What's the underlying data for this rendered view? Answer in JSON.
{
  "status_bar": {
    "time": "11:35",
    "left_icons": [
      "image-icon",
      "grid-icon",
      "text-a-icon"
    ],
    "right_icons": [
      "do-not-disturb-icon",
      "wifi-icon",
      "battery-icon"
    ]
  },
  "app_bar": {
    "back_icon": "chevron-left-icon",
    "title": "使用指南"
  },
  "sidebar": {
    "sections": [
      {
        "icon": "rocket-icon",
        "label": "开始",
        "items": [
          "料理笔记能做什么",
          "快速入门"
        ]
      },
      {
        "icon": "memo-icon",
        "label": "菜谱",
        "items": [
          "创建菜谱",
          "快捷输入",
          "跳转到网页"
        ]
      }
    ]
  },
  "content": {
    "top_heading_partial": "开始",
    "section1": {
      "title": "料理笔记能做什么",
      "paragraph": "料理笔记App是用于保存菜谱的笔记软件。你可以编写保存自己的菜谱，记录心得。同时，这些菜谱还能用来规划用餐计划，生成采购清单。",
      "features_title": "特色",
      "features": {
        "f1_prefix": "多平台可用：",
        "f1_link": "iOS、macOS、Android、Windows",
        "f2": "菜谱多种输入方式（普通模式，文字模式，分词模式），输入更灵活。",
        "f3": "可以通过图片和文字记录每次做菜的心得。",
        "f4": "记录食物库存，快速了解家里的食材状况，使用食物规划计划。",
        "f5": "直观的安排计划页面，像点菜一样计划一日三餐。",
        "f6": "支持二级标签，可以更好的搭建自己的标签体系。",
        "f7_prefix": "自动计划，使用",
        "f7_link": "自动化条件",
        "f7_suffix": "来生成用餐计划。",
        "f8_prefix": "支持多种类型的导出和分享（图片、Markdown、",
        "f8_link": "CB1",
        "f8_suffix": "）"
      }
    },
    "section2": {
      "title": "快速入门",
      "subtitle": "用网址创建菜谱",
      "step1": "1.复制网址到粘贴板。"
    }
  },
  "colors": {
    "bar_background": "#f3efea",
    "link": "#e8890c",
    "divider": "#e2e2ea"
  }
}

^^^^^^^^^^^^^^^^

- _PROBLEM REQUIREMENTS_: Quote all the records. Keep every word exact.

- _TASK RESPONSE_:
What's the underlying data for this rendered view? Answer in JSON.
{
  "status_bar": {
    "time": "11:35",
    "left_icons": [
      "image-icon",
      "grid-icon",
      "text-a-icon"
    ],
    "right_icons": [
      "do-not-disturb-icon",
      "wifi-icon",
      "battery-icon"
    ]
  },
  "app_bar": {
    "back_icon": "chevron-left-icon",
    "title": "使用指南"
  },
  "sidebar": {
    "sections": [
      {
        "icon": "rocket-icon",
        "label": "开始",
        "items": [
          "料理笔记能做什么",
          "快速入门"
        ]
      },
      {
        "icon": "memo-icon",
        "label": "菜谱",
        "items": [
          "创建菜谱",
          "快捷输入",
          "跳转到网页"
        ]
      }
    ]
  },
  "content": {
    "top_heading_partial": "开始",
    "section1": {
      "title": "料理笔记能做什么",
      "paragraph": "料理笔记App是用于保存菜谱的笔记软件。你可以编写保存自己的菜谱，记录心得。同时，这些菜谱还能用来规划用餐计划，生成采购清单。",
      "features_title": "特色",
      "features": {
        "f1_prefix": "多平台可用：",
        "f1_link": "iOS、macOS、Android、Windows",
        "f2": "菜谱多种输入方式（普通模式，文字模式，分词模式），输入更灵活。",
        "f3": "可以通过图片和文字记录每次做菜的心得。",
        "f4": "记录食物库存，快速了解家里的食材状况，使用食物规划计划。",
        "f5": "直观的安排计划页面，像点菜一样计划一日三餐。",
        "f6": "支持二级标签，可以更好的搭建自己的标签体系。",
        "f7_prefix": "自动计划，使用",
        "f7_link": "自动化条件",
        "f7_suffix": "来生成用餐计划。",
        "f8_prefix": "支持多种类型的导出和分享（图片、Markdown、",
        "f8_link": "CB1",
        "f8_suffix": "）"
      }
    },
    "section2": {
      "title": "快速入门",
      "subtitle": "用网址创建菜谱",
      "step1": "1.复制网址到粘贴板。"
    }
  },
  "colors": {
    "bar_background": "#f3efea",
    "link": "#e8890c",
    "divider": "#e2e2ea"
  }
}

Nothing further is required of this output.